● Provided records
________

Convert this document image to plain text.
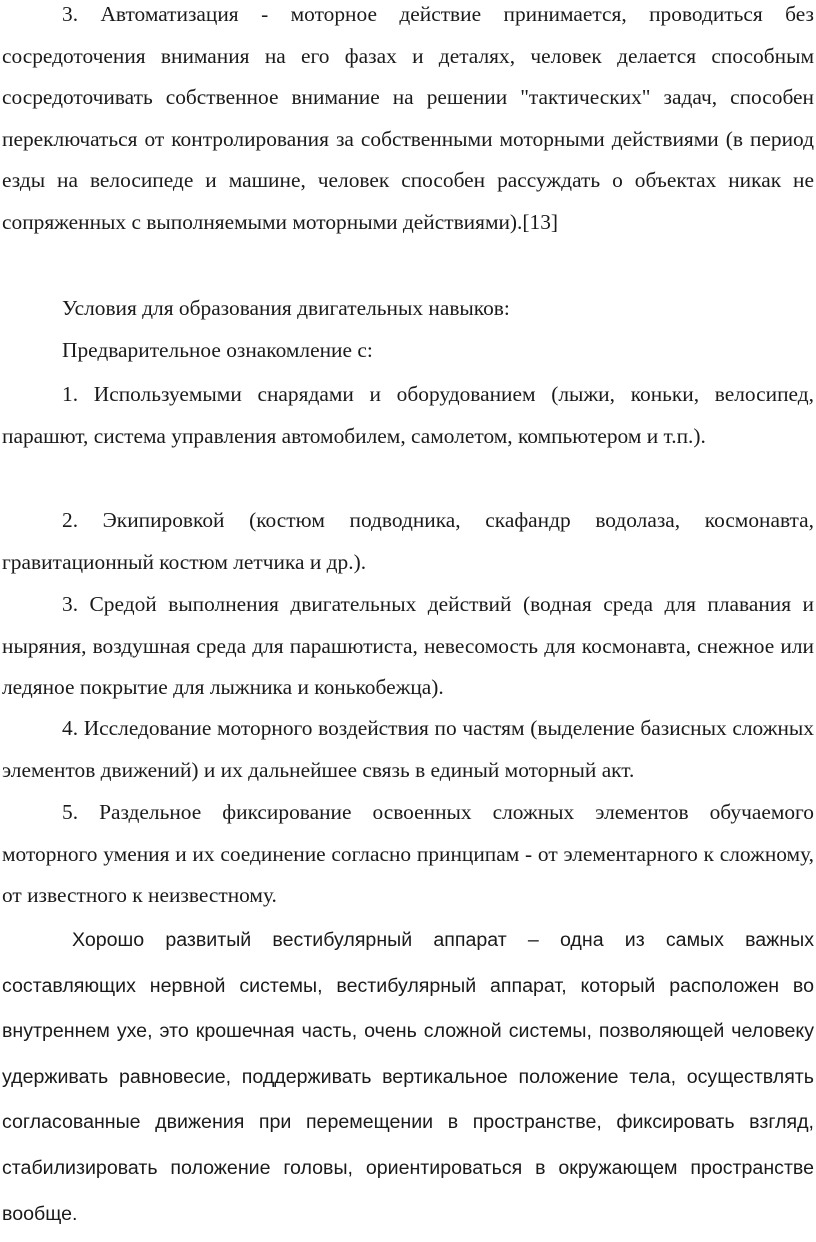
3. Автоматизация - моторное действие принимается, проводиться без сосредоточения внимания на его фазах и деталях, человек делается способным сосредоточивать собственное внимание на решении "тактических" задач, способен переключаться от контролирования за собственными моторными действиями (в период езды на велосипеде и машине, человек способен рассуждать о объектах никак не сопряженных с выполняемыми моторными действиями).[13]

Условия для образования двигательных навыков:

Предварительное ознакомление с:

1. Используемыми снарядами и оборудованием (лыжи, коньки, велосипед, парашют, система управления автомобилем, самолетом, компьютером и т.п.).

2. Экипировкой (костюм подводника, скафандр водолаза, космонавта, гравитационный костюм летчика и др.).

3. Средой выполнения двигательных действий (водная среда для плавания и ныряния, воздушная среда для парашютиста, невесомость для космонавта, снежное или ледяное покрытие для лыжника и конькобежца).

4. Исследование моторного воздействия по частям (выделение базисных сложных элементов движений) и их дальнейшее связь в единый моторный акт.

5. Раздельное фиксирование освоенных сложных элементов обучаемого моторного умения и их соединение согласно принципам - от элементарного к сложному, от известного к неизвестному.

Хорошо развитый вестибулярный аппарат – одна из самых важных составляющих нервной системы, вестибулярный аппарат, который расположен во внутреннем ухе, это крошечная часть, очень сложной системы, позволяющей человеку удерживать равновесие, поддерживать вертикальное положение тела, осуществлять согласованные движения при перемещении в пространстве, фиксировать взгляд, стабилизировать положение головы, ориентироваться в окружающем пространстве вообще.
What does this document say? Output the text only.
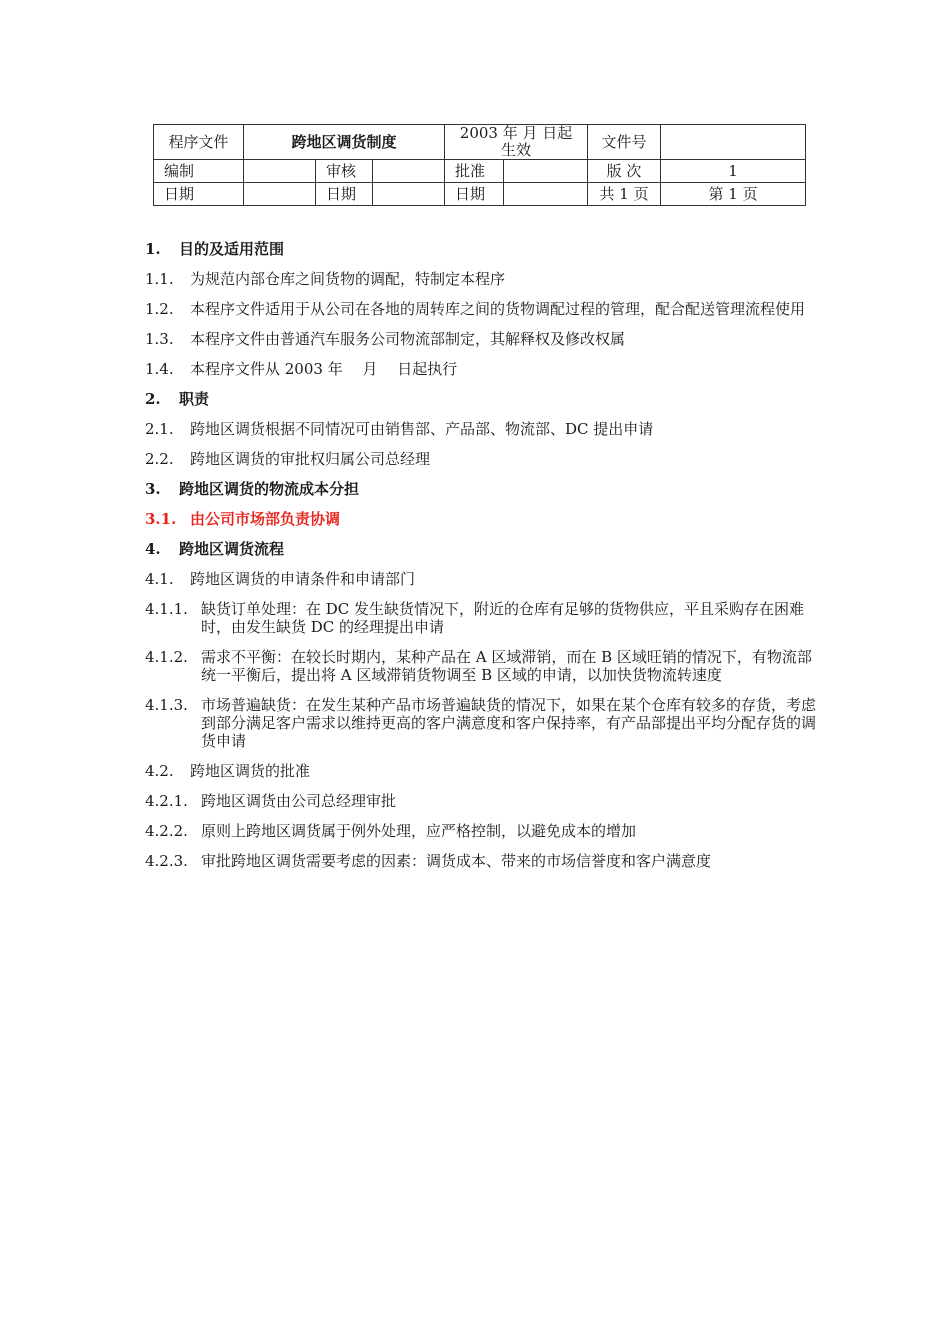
程序文件	跨地区调货制度			2003 年 月 日起生效		文件号	
编制		审核		批准		版 次	1
日期		日期		日期		共 1 页	第 1 页
1.	目的及适用范围
1.1.	为规范内部仓库之间货物的调配，特制定本程序
1.2.	本程序文件适用于从公司在各地的周转库之间的货物调配过程的管理，配合配送管理流程使用
1.3.	本程序文件由普通汽车服务公司物流部制定，其解释权及修改权属
1.4.	本程序文件从 2003 年　 月　 日起执行
2.	职责
2.1.	跨地区调货根据不同情况可由销售部、产品部、物流部、DC 提出申请
2.2.	跨地区调货的审批权归属公司总经理
3.	跨地区调货的物流成本分担
3.1. 由公司市场部负责协调
4.	跨地区调货流程
4.1.	跨地区调货的申请条件和申请部门
4.1.1. 缺货订单处理：在 DC 发生缺货情况下，附近的仓库有足够的货物供应，平且采购存在困难时，由发生缺货 DC 的经理提出申请
4.1.2. 需求不平衡：在较长时期内，某种产品在 A 区域滞销，而在 B 区域旺销的情况下，有物流部统一平衡后，提出将 A 区域滞销货物调至 B 区域的申请，以加快货物流转速度
4.1.3. 市场普遍缺货：在发生某种产品市场普遍缺货的情况下，如果在某个仓库有较多的存货，考虑到部分满足客户需求以维持更高的客户满意度和客户保持率，有产品部提出平均分配存货的调货申请
4.2.	跨地区调货的批准
4.2.1. 跨地区调货由公司总经理审批
4.2.2. 原则上跨地区调货属于例外处理，应严格控制，以避免成本的增加
4.2.3. 审批跨地区调货需要考虑的因素：调货成本、带来的市场信誉度和客户满意度
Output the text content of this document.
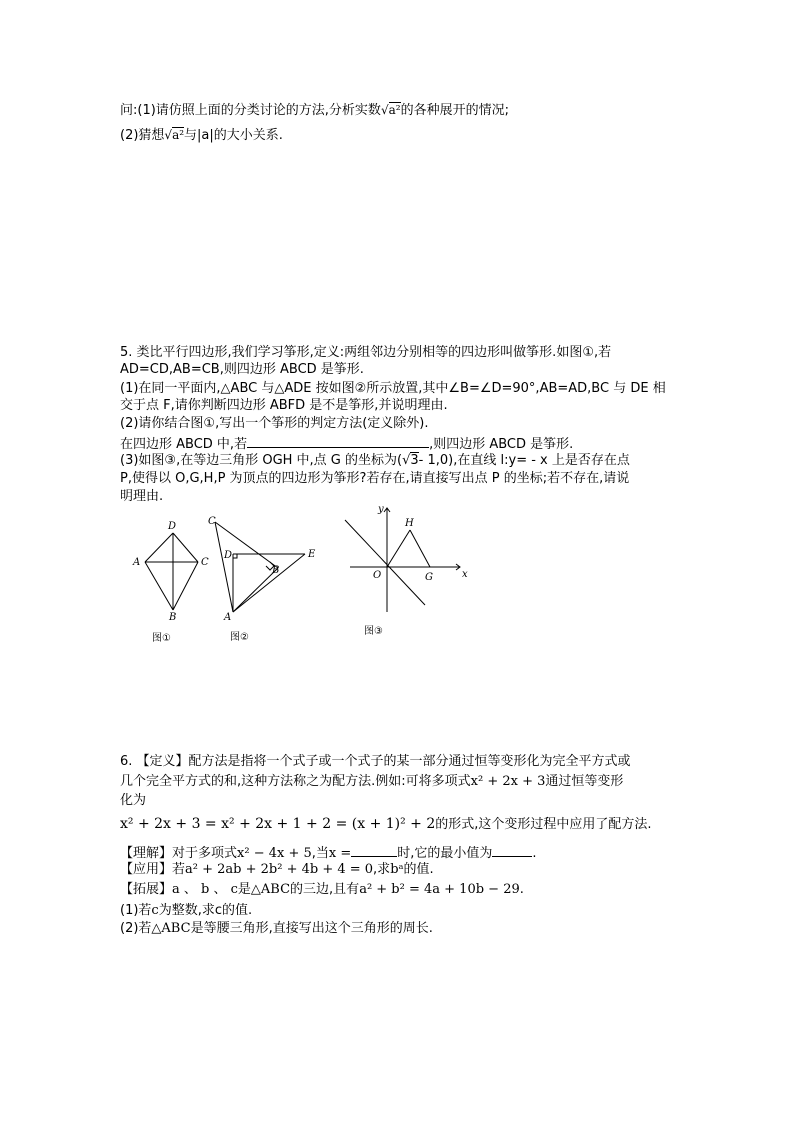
问:(1)请仿照上面的分类讨论的方法,分析实数√a²的各种展开的情况;
(2)猜想√a²与|a|的大小关系.
5. 类比平行四边形,我们学习筝形,定义:两组邻边分别相等的四边形叫做筝形.如图①,若
AD=CD,AB=CB,则四边形 ABCD 是筝形.
(1)在同一平面内,△ABC 与△ADE 按如图②所示放置,其中∠B=∠D=90°,AB=AD,BC 与 DE 相
交于点 F,请你判断四边形 ABFD 是不是筝形,并说明理由.
(2)请你结合图①,写出一个筝形的判定方法(定义除外).
在四边形 ABCD 中,若	,则四边形 ABCD 是筝形.
(3)如图③,在等边三角形 OGH 中,点 G 的坐标为(√3- 1,0),在直线 l:y= - x 上是否存在点
P,使得以 O,G,H,P 为顶点的四边形为筝形?若存在,请直接写出点 P 的坐标;若不存在,请说
明理由.
D
A	C
B
图①
C
D	E
B
A
图②
y
x
O	G
H
图③
6. 【定义】配方法是指将一个式子或一个式子的某一部分通过恒等变形化为完全平方式或
几个完全平方式的和,这种方法称之为配方法.例如:可将多项式x² + 2x + 3通过恒等变形
化为
x² + 2x + 3 = x² + 2x + 1 + 2 = (x + 1)² + 2的形式,这个变形过程中应用了配方法.
【理解】对于多项式x² − 4x + 5,当x =	时,它的最小值为	.
【应用】若a² + 2ab + 2b² + 4b + 4 = 0,求bᵃ的值.
【拓展】a 、 b 、 c是△ABC的三边,且有a² + b² = 4a + 10b − 29.
(1)若c为整数,求c的值.
(2)若△ABC是等腰三角形,直接写出这个三角形的周长.
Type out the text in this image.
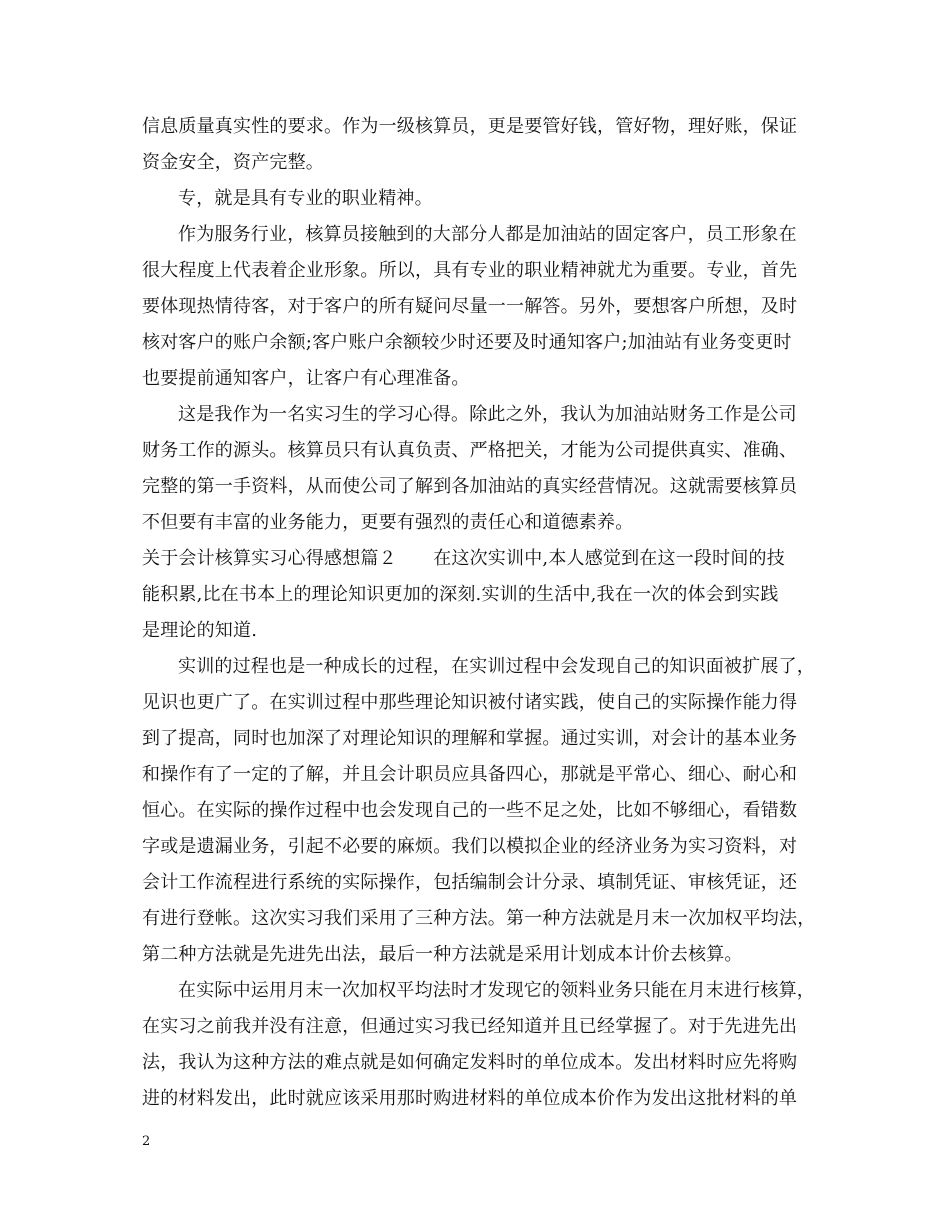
信息质量真实性的要求。作为一级核算员，更是要管好钱，管好物，理好账，保证
资金安全，资产完整。
专，就是具有专业的职业精神。
作为服务行业，核算员接触到的大部分人都是加油站的固定客户，员工形象在
很大程度上代表着企业形象。所以，具有专业的职业精神就尤为重要。专业，首先
要体现热情待客，对于客户的所有疑问尽量一一解答。另外，要想客户所想，及时
核对客户的账户余额;客户账户余额较少时还要及时通知客户;加油站有业务变更时
也要提前通知客户，让客户有心理准备。
这是我作为一名实习生的学习心得。除此之外，我认为加油站财务工作是公司
财务工作的源头。核算员只有认真负责、严格把关，才能为公司提供真实、准确、
完整的第一手资料，从而使公司了解到各加油站的真实经营情况。这就需要核算员
不但要有丰富的业务能力，更要有强烈的责任心和道德素养。
关于会计核算实习心得感想篇２　　在这次实训中,本人感觉到在这一段时间的技
能积累,比在书本上的理论知识更加的深刻.实训的生活中,我在一次的体会到实践
是理论的知道.
实训的过程也是一种成长的过程，在实训过程中会发现自己的知识面被扩展了，
见识也更广了。在实训过程中那些理论知识被付诸实践，使自己的实际操作能力得
到了提高，同时也加深了对理论知识的理解和掌握。通过实训，对会计的基本业务
和操作有了一定的了解，并且会计职员应具备四心，那就是平常心、细心、耐心和
恒心。在实际的操作过程中也会发现自己的一些不足之处，比如不够细心，看错数
字或是遗漏业务，引起不必要的麻烦。我们以模拟企业的经济业务为实习资料，对
会计工作流程进行系统的实际操作，包括编制会计分录、填制凭证、审核凭证，还
有进行登帐。这次实习我们采用了三种方法。第一种方法就是月末一次加权平均法，
第二种方法就是先进先出法，最后一种方法就是采用计划成本计价去核算。
在实际中运用月末一次加权平均法时才发现它的领料业务只能在月末进行核算，
在实习之前我并没有注意，但通过实习我已经知道并且已经掌握了。对于先进先出
法，我认为这种方法的难点就是如何确定发料时的单位成本。发出材料时应先将购
进的材料发出，此时就应该采用那时购进材料的单位成本价作为发出这批材料的单
2
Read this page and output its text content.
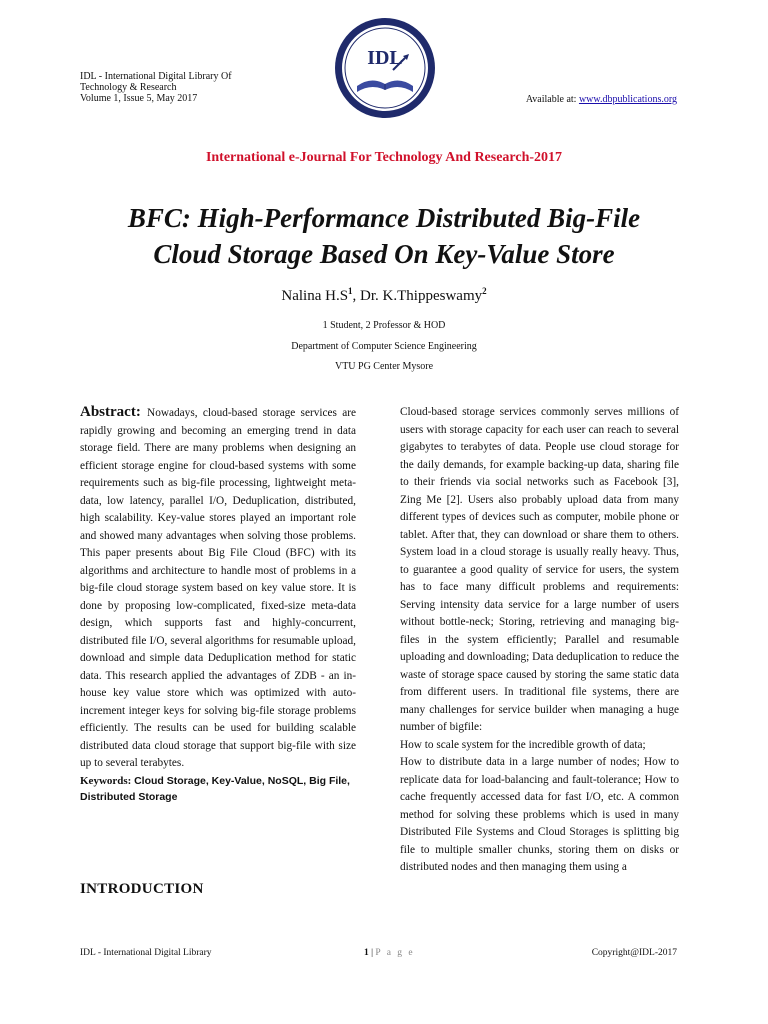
IDL - International Digital Library Of
Technology & Research
Volume 1, Issue 5, May 2017
IDL
Available at: www.dbpublications.org
International e-Journal For Technology And Research-2017
BFC: High-Performance Distributed Big-File
Cloud Storage Based On Key-Value Store
Nalina $H.S^1$, Dr. K.Thippeswamy$^2$
1 Student, 2 Professor & HOD
Department of Computer Science Engineering
VTU PG Center Mysore
Abstract: Nowadays, cloud-based storage services are rapidly growing and becoming an emerging trend in data storage field. There are many problems when designing an efficient storage engine for cloud-based systems with some requirements such as big-file processing, lightweight meta-data, low latency, parallel I/O, Deduplication, distributed, high scalability. Key-value stores played an important role and showed many advantages when solving those problems. This paper presents about Big File Cloud (BFC) with its algorithms and architecture to handle most of problems in a big-file cloud storage system based on key value store. It is done by proposing low-complicated, fixed-size meta-data design, which supports fast and highly-concurrent, distributed file I/O, several algorithms for resumable upload, download and simple data Deduplication method for static data. This research applied the advantages of ZDB - an in-house key value store which was optimized with auto-increment integer keys for solving big-file storage problems efficiently. The results can be used for building scalable distributed data cloud storage that support big-file with size up to several terabytes.
Keywords: Cloud Storage, Key-Value, NoSQL, Big File, Distributed Storage
INTRODUCTION
Cloud-based storage services commonly serves millions of users with storage capacity for each user can reach to several gigabytes to terabytes of data. People use cloud storage for the daily demands, for example backing-up data, sharing file to their friends via social networks such as Facebook [3], Zing Me [2]. Users also probably upload data from many different types of devices such as computer, mobile phone or tablet. After that, they can download or share them to others. System load in a cloud storage is usually really heavy. Thus, to guarantee a good quality of service for users, the system has to face many difficult problems and requirements: Serving intensity data service for a large number of users without bottle-neck; Storing, retrieving and managing big-files in the system efficiently; Parallel and resumable uploading and downloading; Data deduplication to reduce the waste of storage space caused by storing the same static data from different users. In traditional file systems, there are many challenges for service builder when managing a huge number of bigfile:
How to scale system for the incredible growth of data;
How to distribute data in a large number of nodes; How to replicate data for load-balancing and fault-tolerance; How to cache frequently accessed data for fast I/O, etc. A common method for solving these problems which is used in many Distributed File Systems and Cloud Storages is splitting big file to multiple smaller chunks, storing them on disks or distributed nodes and then managing them using a
IDL - International Digital Library	1 | P a g e	Copyright@IDL-2017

________

● Given task
Show every line in the records above that contains the word "сложных".

● The reply
4. Исследование моторного воздействия по частям (выделение базисных сложных элементов движений) и их дальнейшее связь в единый моторный акт.
5. Раздельное фиксирование освоенных сложных элементов обучаемого моторного умения и их соединение согласно принципам - от элементарного к сложному, от известного к неизвестному.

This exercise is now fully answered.